* Start EXCERPTED DATA *

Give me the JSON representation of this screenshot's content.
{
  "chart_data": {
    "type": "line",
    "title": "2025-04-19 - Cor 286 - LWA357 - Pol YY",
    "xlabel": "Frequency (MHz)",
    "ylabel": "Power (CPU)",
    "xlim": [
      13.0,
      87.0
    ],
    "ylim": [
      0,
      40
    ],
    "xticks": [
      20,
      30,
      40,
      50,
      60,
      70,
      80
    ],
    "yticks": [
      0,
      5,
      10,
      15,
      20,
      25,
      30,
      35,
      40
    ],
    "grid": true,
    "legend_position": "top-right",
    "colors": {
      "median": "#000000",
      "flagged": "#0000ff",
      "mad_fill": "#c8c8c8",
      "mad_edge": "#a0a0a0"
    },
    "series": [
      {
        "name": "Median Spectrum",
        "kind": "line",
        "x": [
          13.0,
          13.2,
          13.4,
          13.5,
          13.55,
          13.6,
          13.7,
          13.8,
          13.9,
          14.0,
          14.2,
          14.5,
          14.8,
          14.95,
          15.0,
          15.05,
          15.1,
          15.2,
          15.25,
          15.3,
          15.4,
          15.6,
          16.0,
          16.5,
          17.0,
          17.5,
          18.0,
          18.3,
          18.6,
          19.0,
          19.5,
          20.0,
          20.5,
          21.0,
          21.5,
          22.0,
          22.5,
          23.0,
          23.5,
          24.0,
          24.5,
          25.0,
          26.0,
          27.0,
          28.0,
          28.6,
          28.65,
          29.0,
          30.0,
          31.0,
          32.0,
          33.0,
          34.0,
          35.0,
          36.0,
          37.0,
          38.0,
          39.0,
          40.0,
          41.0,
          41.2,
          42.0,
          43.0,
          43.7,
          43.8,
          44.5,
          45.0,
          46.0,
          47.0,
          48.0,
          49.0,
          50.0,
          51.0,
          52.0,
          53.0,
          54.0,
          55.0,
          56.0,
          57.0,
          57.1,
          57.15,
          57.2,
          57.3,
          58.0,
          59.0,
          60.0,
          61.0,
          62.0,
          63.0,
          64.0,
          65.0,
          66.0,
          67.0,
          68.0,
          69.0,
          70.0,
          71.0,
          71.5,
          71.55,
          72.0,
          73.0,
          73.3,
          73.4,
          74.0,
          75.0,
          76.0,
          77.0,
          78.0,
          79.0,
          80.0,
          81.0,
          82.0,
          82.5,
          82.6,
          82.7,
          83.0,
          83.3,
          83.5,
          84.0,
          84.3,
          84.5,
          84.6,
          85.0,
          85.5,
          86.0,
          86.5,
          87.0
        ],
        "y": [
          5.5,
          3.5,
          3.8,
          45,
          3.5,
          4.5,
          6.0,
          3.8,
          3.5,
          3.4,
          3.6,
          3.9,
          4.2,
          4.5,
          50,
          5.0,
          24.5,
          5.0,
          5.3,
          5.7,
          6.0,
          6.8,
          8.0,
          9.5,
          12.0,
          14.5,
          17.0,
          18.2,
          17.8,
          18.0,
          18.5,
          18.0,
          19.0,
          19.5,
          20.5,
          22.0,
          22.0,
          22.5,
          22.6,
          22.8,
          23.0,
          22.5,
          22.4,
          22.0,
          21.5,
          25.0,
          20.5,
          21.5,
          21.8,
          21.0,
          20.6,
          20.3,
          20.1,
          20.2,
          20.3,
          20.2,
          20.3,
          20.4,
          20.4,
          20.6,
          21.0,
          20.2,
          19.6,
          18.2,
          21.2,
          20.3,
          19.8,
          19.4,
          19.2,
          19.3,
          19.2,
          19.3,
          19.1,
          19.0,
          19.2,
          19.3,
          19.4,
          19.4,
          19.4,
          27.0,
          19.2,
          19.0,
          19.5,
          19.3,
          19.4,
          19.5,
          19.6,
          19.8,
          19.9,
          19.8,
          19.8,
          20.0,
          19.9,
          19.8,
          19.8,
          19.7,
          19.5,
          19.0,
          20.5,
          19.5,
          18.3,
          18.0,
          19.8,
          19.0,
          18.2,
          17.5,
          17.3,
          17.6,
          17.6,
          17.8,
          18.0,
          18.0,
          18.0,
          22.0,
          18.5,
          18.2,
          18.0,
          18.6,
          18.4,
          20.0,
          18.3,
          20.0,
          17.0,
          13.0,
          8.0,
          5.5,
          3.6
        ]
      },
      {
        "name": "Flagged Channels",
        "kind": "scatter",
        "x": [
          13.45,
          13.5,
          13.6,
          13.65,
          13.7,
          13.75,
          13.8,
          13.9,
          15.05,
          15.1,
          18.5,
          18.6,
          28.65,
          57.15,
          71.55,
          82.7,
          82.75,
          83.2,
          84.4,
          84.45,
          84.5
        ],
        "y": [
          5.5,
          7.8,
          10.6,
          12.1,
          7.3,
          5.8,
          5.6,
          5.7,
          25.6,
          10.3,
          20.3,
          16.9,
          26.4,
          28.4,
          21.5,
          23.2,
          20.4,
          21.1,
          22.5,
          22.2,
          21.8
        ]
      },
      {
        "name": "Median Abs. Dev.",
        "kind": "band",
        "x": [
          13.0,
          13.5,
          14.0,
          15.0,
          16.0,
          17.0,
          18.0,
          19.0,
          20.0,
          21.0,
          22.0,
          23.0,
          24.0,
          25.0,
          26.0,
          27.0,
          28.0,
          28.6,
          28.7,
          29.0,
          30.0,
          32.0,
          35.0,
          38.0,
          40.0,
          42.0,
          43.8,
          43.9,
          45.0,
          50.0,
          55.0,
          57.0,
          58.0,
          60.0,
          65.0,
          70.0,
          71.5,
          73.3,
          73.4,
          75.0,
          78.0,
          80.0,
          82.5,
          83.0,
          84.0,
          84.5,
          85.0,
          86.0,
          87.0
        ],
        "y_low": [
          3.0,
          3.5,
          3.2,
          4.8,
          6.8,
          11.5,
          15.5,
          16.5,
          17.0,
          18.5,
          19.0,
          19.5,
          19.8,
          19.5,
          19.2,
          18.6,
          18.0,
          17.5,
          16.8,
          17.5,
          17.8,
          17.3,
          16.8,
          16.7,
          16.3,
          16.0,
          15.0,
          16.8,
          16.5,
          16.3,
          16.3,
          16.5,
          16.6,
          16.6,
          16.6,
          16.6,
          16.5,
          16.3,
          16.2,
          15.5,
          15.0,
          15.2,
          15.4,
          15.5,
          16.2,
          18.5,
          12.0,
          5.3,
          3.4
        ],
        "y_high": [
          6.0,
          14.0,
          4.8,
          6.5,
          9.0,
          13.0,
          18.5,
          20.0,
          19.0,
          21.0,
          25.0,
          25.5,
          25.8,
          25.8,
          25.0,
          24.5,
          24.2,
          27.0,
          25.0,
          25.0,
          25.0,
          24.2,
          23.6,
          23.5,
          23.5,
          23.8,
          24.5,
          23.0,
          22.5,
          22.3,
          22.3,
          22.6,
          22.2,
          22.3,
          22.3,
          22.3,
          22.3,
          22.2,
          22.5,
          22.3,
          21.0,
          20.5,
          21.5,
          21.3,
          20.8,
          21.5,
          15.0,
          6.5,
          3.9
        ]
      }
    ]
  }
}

* End EXCERPTED DATA *

### WHAT THE TASK ASKS:
Return every line in the listing that contains the word "name".

### EXERCISE SOLUTION:
        "name": "Median Spectrum",
        "name": "Flagged Channels",
        "name": "Median Abs. Dev.",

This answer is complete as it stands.